Dataset -

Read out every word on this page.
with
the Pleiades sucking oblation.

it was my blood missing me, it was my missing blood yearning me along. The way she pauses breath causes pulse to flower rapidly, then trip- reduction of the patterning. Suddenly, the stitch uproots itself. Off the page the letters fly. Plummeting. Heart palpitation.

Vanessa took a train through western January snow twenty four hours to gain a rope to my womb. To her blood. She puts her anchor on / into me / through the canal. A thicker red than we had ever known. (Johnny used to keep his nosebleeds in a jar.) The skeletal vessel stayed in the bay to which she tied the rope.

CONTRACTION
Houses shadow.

Given exercise - Give every line of the material again, exactly as it reads.

Output of the exercise -
Read out every word on this page.
with
the Pleiades sucking oblation.

it was my blood missing me, it was my missing blood yearning me along. The way she pauses breath causes pulse to flower rapidly, then trip- reduction of the patterning. Suddenly, the stitch uproots itself. Off the page the letters fly. Plummeting. Heart palpitation.

Vanessa took a train through western January snow twenty four hours to gain a rope to my womb. To her blood. She puts her anchor on / into me / through the canal. A thicker red than we had ever known. (Johnny used to keep his nosebleeds in a jar.) The skeletal vessel stayed in the bay to which she tied the rope.

CONTRACTION
Houses shadow.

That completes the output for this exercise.